Write every entry out again exactly, please, and skip the pictures.

+++ EXTRACTED MATERIAL

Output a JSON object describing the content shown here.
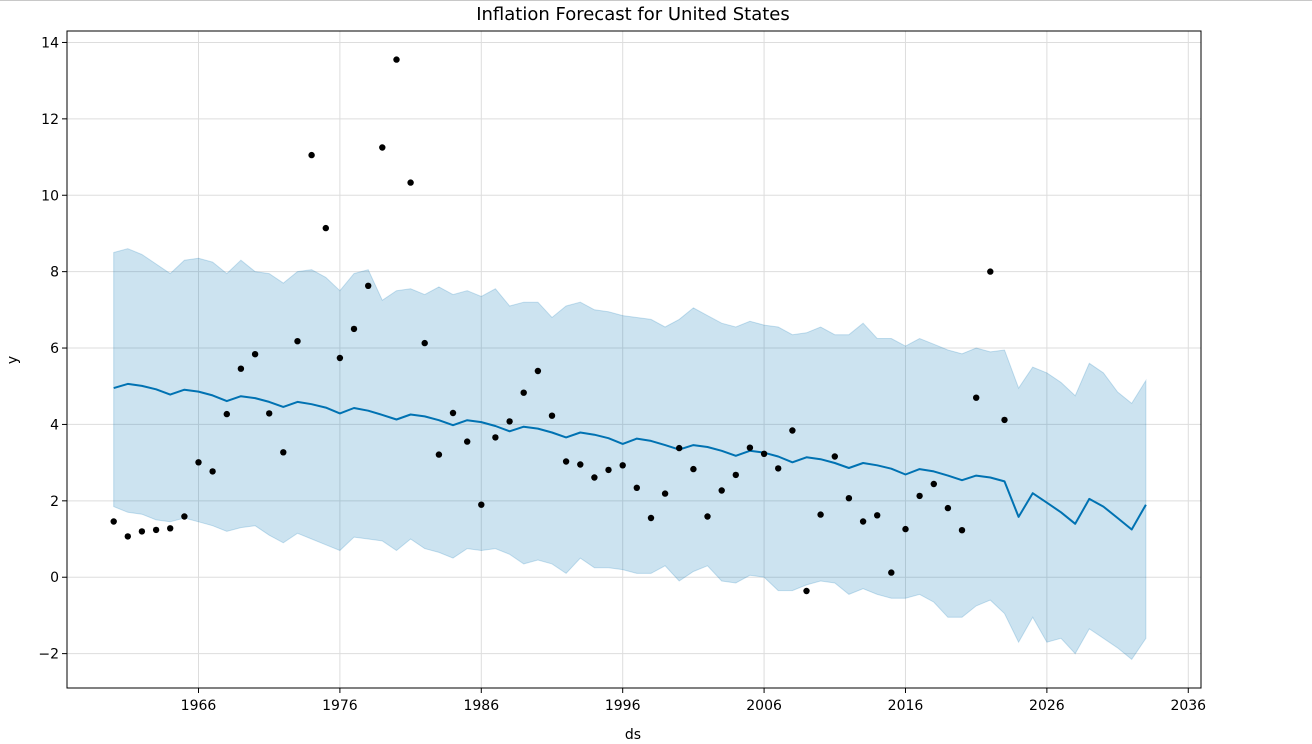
{
  "chart_data": {
    "type": "line",
    "title": "Inflation Forecast for United States",
    "xlabel": "ds",
    "ylabel": "y",
    "xlim": [
      1956.7,
      2036.9
    ],
    "ylim": [
      -2.9,
      14.3
    ],
    "x_ticks": [
      1966,
      1976,
      1986,
      1996,
      2006,
      2016,
      2026,
      2036
    ],
    "y_ticks": [
      -2,
      0,
      2,
      4,
      6,
      8,
      10,
      12,
      14
    ],
    "grid": true,
    "colors": {
      "forecast_line": "#0072b2",
      "interval_fill": "#0072b2",
      "points": "#000000",
      "grid": "#dddddd",
      "frame": "#000000"
    },
    "series": [
      {
        "name": "",
        "kind": "uncertainty-interval",
        "x": [
          1960,
          1961,
          1962,
          1963,
          1964,
          1965,
          1966,
          1967,
          1968,
          1969,
          1970,
          1971,
          1972,
          1973,
          1974,
          1975,
          1976,
          1977,
          1978,
          1979,
          1980,
          1981,
          1982,
          1983,
          1984,
          1985,
          1986,
          1987,
          1988,
          1989,
          1990,
          1991,
          1992,
          1993,
          1994,
          1995,
          1996,
          1997,
          1998,
          1999,
          2000,
          2001,
          2002,
          2003,
          2004,
          2005,
          2006,
          2007,
          2008,
          2009,
          2010,
          2011,
          2012,
          2013,
          2014,
          2015,
          2016,
          2017,
          2018,
          2019,
          2020,
          2021,
          2022,
          2023,
          2024,
          2025,
          2026,
          2027,
          2028,
          2029,
          2030,
          2031,
          2032,
          2033
        ],
        "upper": [
          8.5,
          8.6,
          8.45,
          8.2,
          7.95,
          8.3,
          8.35,
          8.25,
          7.95,
          8.3,
          8.0,
          7.95,
          7.7,
          8.0,
          8.05,
          7.85,
          7.5,
          7.95,
          8.05,
          7.25,
          7.5,
          7.55,
          7.4,
          7.6,
          7.4,
          7.5,
          7.35,
          7.55,
          7.1,
          7.2,
          7.2,
          6.8,
          7.1,
          7.2,
          7.0,
          6.95,
          6.85,
          6.8,
          6.75,
          6.55,
          6.75,
          7.05,
          6.85,
          6.65,
          6.55,
          6.7,
          6.6,
          6.55,
          6.35,
          6.4,
          6.55,
          6.35,
          6.35,
          6.65,
          6.25,
          6.25,
          6.05,
          6.25,
          6.1,
          5.95,
          5.85,
          6.0,
          5.9,
          5.95,
          4.95,
          5.5,
          5.35,
          5.1,
          4.75,
          5.6,
          5.35,
          4.85,
          4.55,
          5.15
        ],
        "lower": [
          1.85,
          1.7,
          1.65,
          1.5,
          1.45,
          1.55,
          1.45,
          1.35,
          1.2,
          1.3,
          1.35,
          1.1,
          0.9,
          1.15,
          1.0,
          0.85,
          0.7,
          1.05,
          1.0,
          0.95,
          0.7,
          1.0,
          0.75,
          0.65,
          0.5,
          0.75,
          0.7,
          0.75,
          0.6,
          0.35,
          0.45,
          0.35,
          0.1,
          0.5,
          0.25,
          0.25,
          0.2,
          0.1,
          0.1,
          0.3,
          -0.1,
          0.15,
          0.3,
          -0.1,
          -0.15,
          0.05,
          0.0,
          -0.35,
          -0.35,
          -0.2,
          -0.1,
          -0.15,
          -0.45,
          -0.3,
          -0.45,
          -0.55,
          -0.55,
          -0.45,
          -0.65,
          -1.05,
          -1.05,
          -0.75,
          -0.6,
          -0.95,
          -1.7,
          -1.05,
          -1.7,
          -1.6,
          -2.0,
          -1.35,
          -1.6,
          -1.85,
          -2.15,
          -1.6
        ]
      },
      {
        "name": "",
        "kind": "forecast-line",
        "x": [
          1960,
          1961,
          1962,
          1963,
          1964,
          1965,
          1966,
          1967,
          1968,
          1969,
          1970,
          1971,
          1972,
          1973,
          1974,
          1975,
          1976,
          1977,
          1978,
          1979,
          1980,
          1981,
          1982,
          1983,
          1984,
          1985,
          1986,
          1987,
          1988,
          1989,
          1990,
          1991,
          1992,
          1993,
          1994,
          1995,
          1996,
          1997,
          1998,
          1999,
          2000,
          2001,
          2002,
          2003,
          2004,
          2005,
          2006,
          2007,
          2008,
          2009,
          2010,
          2011,
          2012,
          2013,
          2014,
          2015,
          2016,
          2017,
          2018,
          2019,
          2020,
          2021,
          2022,
          2023,
          2024,
          2025,
          2026,
          2027,
          2028,
          2029,
          2030,
          2031,
          2032,
          2033
        ],
        "values": [
          4.95,
          5.06,
          5.01,
          4.92,
          4.78,
          4.91,
          4.86,
          4.76,
          4.61,
          4.74,
          4.69,
          4.59,
          4.46,
          4.59,
          4.53,
          4.44,
          4.29,
          4.43,
          4.36,
          4.25,
          4.13,
          4.26,
          4.21,
          4.11,
          3.98,
          4.11,
          4.06,
          3.96,
          3.82,
          3.94,
          3.89,
          3.79,
          3.66,
          3.79,
          3.73,
          3.64,
          3.49,
          3.63,
          3.57,
          3.46,
          3.34,
          3.46,
          3.41,
          3.31,
          3.18,
          3.31,
          3.26,
          3.16,
          3.01,
          3.14,
          3.09,
          2.99,
          2.86,
          2.99,
          2.93,
          2.84,
          2.69,
          2.83,
          2.77,
          2.66,
          2.54,
          2.66,
          2.61,
          2.51,
          1.58,
          2.2,
          1.95,
          1.7,
          1.4,
          2.05,
          1.85,
          1.55,
          1.25,
          1.9
        ]
      },
      {
        "name": "",
        "kind": "observed-points",
        "x": [
          1960,
          1961,
          1962,
          1963,
          1964,
          1965,
          1966,
          1967,
          1968,
          1969,
          1970,
          1971,
          1972,
          1973,
          1974,
          1975,
          1976,
          1977,
          1978,
          1979,
          1980,
          1981,
          1982,
          1983,
          1984,
          1985,
          1986,
          1987,
          1988,
          1989,
          1990,
          1991,
          1992,
          1993,
          1994,
          1995,
          1996,
          1997,
          1998,
          1999,
          2000,
          2001,
          2002,
          2003,
          2004,
          2005,
          2006,
          2007,
          2008,
          2009,
          2010,
          2011,
          2012,
          2013,
          2014,
          2015,
          2016,
          2017,
          2018,
          2019,
          2020,
          2021,
          2022,
          2023
        ],
        "values": [
          1.46,
          1.07,
          1.2,
          1.24,
          1.28,
          1.59,
          3.01,
          2.77,
          4.27,
          5.46,
          5.84,
          4.29,
          3.27,
          6.18,
          11.05,
          9.14,
          5.74,
          6.5,
          7.63,
          11.25,
          13.55,
          10.33,
          6.13,
          3.21,
          4.3,
          3.55,
          1.9,
          3.66,
          4.08,
          4.83,
          5.4,
          4.23,
          3.03,
          2.95,
          2.61,
          2.81,
          2.93,
          2.34,
          1.55,
          2.19,
          3.38,
          2.83,
          1.59,
          2.27,
          2.68,
          3.39,
          3.23,
          2.85,
          3.84,
          -0.36,
          1.64,
          3.16,
          2.07,
          1.46,
          1.62,
          0.12,
          1.26,
          2.13,
          2.44,
          1.81,
          1.23,
          4.7,
          8.0,
          4.12
        ]
      }
    ]
  }
}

++++++

■ **RESPONSE**:
Output a JSON object describing the content shown here.
{
  "chart_data": {
    "type": "line",
    "title": "Inflation Forecast for United States",
    "xlabel": "ds",
    "ylabel": "y",
    "xlim": [
      1956.7,
      2036.9
    ],
    "ylim": [
      -2.9,
      14.3
    ],
    "x_ticks": [
      1966,
      1976,
      1986,
      1996,
      2006,
      2016,
      2026,
      2036
    ],
    "y_ticks": [
      -2,
      0,
      2,
      4,
      6,
      8,
      10,
      12,
      14
    ],
    "grid": true,
    "colors": {
      "forecast_line": "#0072b2",
      "interval_fill": "#0072b2",
      "points": "#000000",
      "grid": "#dddddd",
      "frame": "#000000"
    },
    "series": [
      {
        "name": "",
        "kind": "uncertainty-interval",
        "x": [
          1960,
          1961,
          1962,
          1963,
          1964,
          1965,
          1966,
          1967,
          1968,
          1969,
          1970,
          1971,
          1972,
          1973,
          1974,
          1975,
          1976,
          1977,
          1978,
          1979,
          1980,
          1981,
          1982,
          1983,
          1984,
          1985,
          1986,
          1987,
          1988,
          1989,
          1990,
          1991,
          1992,
          1993,
          1994,
          1995,
          1996,
          1997,
          1998,
          1999,
          2000,
          2001,
          2002,
          2003,
          2004,
          2005,
          2006,
          2007,
          2008,
          2009,
          2010,
          2011,
          2012,
          2013,
          2014,
          2015,
          2016,
          2017,
          2018,
          2019,
          2020,
          2021,
          2022,
          2023,
          2024,
          2025,
          2026,
          2027,
          2028,
          2029,
          2030,
          2031,
          2032,
          2033
        ],
        "upper": [
          8.5,
          8.6,
          8.45,
          8.2,
          7.95,
          8.3,
          8.35,
          8.25,
          7.95,
          8.3,
          8.0,
          7.95,
          7.7,
          8.0,
          8.05,
          7.85,
          7.5,
          7.95,
          8.05,
          7.25,
          7.5,
          7.55,
          7.4,
          7.6,
          7.4,
          7.5,
          7.35,
          7.55,
          7.1,
          7.2,
          7.2,
          6.8,
          7.1,
          7.2,
          7.0,
          6.95,
          6.85,
          6.8,
          6.75,
          6.55,
          6.75,
          7.05,
          6.85,
          6.65,
          6.55,
          6.7,
          6.6,
          6.55,
          6.35,
          6.4,
          6.55,
          6.35,
          6.35,
          6.65,
          6.25,
          6.25,
          6.05,
          6.25,
          6.1,
          5.95,
          5.85,
          6.0,
          5.9,
          5.95,
          4.95,
          5.5,
          5.35,
          5.1,
          4.75,
          5.6,
          5.35,
          4.85,
          4.55,
          5.15
        ],
        "lower": [
          1.85,
          1.7,
          1.65,
          1.5,
          1.45,
          1.55,
          1.45,
          1.35,
          1.2,
          1.3,
          1.35,
          1.1,
          0.9,
          1.15,
          1.0,
          0.85,
          0.7,
          1.05,
          1.0,
          0.95,
          0.7,
          1.0,
          0.75,
          0.65,
          0.5,
          0.75,
          0.7,
          0.75,
          0.6,
          0.35,
          0.45,
          0.35,
          0.1,
          0.5,
          0.25,
          0.25,
          0.2,
          0.1,
          0.1,
          0.3,
          -0.1,
          0.15,
          0.3,
          -0.1,
          -0.15,
          0.05,
          0.0,
          -0.35,
          -0.35,
          -0.2,
          -0.1,
          -0.15,
          -0.45,
          -0.3,
          -0.45,
          -0.55,
          -0.55,
          -0.45,
          -0.65,
          -1.05,
          -1.05,
          -0.75,
          -0.6,
          -0.95,
          -1.7,
          -1.05,
          -1.7,
          -1.6,
          -2.0,
          -1.35,
          -1.6,
          -1.85,
          -2.15,
          -1.6
        ]
      },
      {
        "name": "",
        "kind": "forecast-line",
        "x": [
          1960,
          1961,
          1962,
          1963,
          1964,
          1965,
          1966,
          1967,
          1968,
          1969,
          1970,
          1971,
          1972,
          1973,
          1974,
          1975,
          1976,
          1977,
          1978,
          1979,
          1980,
          1981,
          1982,
          1983,
          1984,
          1985,
          1986,
          1987,
          1988,
          1989,
          1990,
          1991,
          1992,
          1993,
          1994,
          1995,
          1996,
          1997,
          1998,
          1999,
          2000,
          2001,
          2002,
          2003,
          2004,
          2005,
          2006,
          2007,
          2008,
          2009,
          2010,
          2011,
          2012,
          2013,
          2014,
          2015,
          2016,
          2017,
          2018,
          2019,
          2020,
          2021,
          2022,
          2023,
          2024,
          2025,
          2026,
          2027,
          2028,
          2029,
          2030,
          2031,
          2032,
          2033
        ],
        "values": [
          4.95,
          5.06,
          5.01,
          4.92,
          4.78,
          4.91,
          4.86,
          4.76,
          4.61,
          4.74,
          4.69,
          4.59,
          4.46,
          4.59,
          4.53,
          4.44,
          4.29,
          4.43,
          4.36,
          4.25,
          4.13,
          4.26,
          4.21,
          4.11,
          3.98,
          4.11,
          4.06,
          3.96,
          3.82,
          3.94,
          3.89,
          3.79,
          3.66,
          3.79,
          3.73,
          3.64,
          3.49,
          3.63,
          3.57,
          3.46,
          3.34,
          3.46,
          3.41,
          3.31,
          3.18,
          3.31,
          3.26,
          3.16,
          3.01,
          3.14,
          3.09,
          2.99,
          2.86,
          2.99,
          2.93,
          2.84,
          2.69,
          2.83,
          2.77,
          2.66,
          2.54,
          2.66,
          2.61,
          2.51,
          1.58,
          2.2,
          1.95,
          1.7,
          1.4,
          2.05,
          1.85,
          1.55,
          1.25,
          1.9
        ]
      },
      {
        "name": "",
        "kind": "observed-points",
        "x": [
          1960,
          1961,
          1962,
          1963,
          1964,
          1965,
          1966,
          1967,
          1968,
          1969,
          1970,
          1971,
          1972,
          1973,
          1974,
          1975,
          1976,
          1977,
          1978,
          1979,
          1980,
          1981,
          1982,
          1983,
          1984,
          1985,
          1986,
          1987,
          1988,
          1989,
          1990,
          1991,
          1992,
          1993,
          1994,
          1995,
          1996,
          1997,
          1998,
          1999,
          2000,
          2001,
          2002,
          2003,
          2004,
          2005,
          2006,
          2007,
          2008,
          2009,
          2010,
          2011,
          2012,
          2013,
          2014,
          2015,
          2016,
          2017,
          2018,
          2019,
          2020,
          2021,
          2022,
          2023
        ],
        "values": [
          1.46,
          1.07,
          1.2,
          1.24,
          1.28,
          1.59,
          3.01,
          2.77,
          4.27,
          5.46,
          5.84,
          4.29,
          3.27,
          6.18,
          11.05,
          9.14,
          5.74,
          6.5,
          7.63,
          11.25,
          13.55,
          10.33,
          6.13,
          3.21,
          4.3,
          3.55,
          1.9,
          3.66,
          4.08,
          4.83,
          5.4,
          4.23,
          3.03,
          2.95,
          2.61,
          2.81,
          2.93,
          2.34,
          1.55,
          2.19,
          3.38,
          2.83,
          1.59,
          2.27,
          2.68,
          3.39,
          3.23,
          2.85,
          3.84,
          -0.36,
          1.64,
          3.16,
          2.07,
          1.46,
          1.62,
          0.12,
          1.26,
          2.13,
          2.44,
          1.81,
          1.23,
          4.7,
          8.0,
          4.12
        ]
      }
    ]
  }
}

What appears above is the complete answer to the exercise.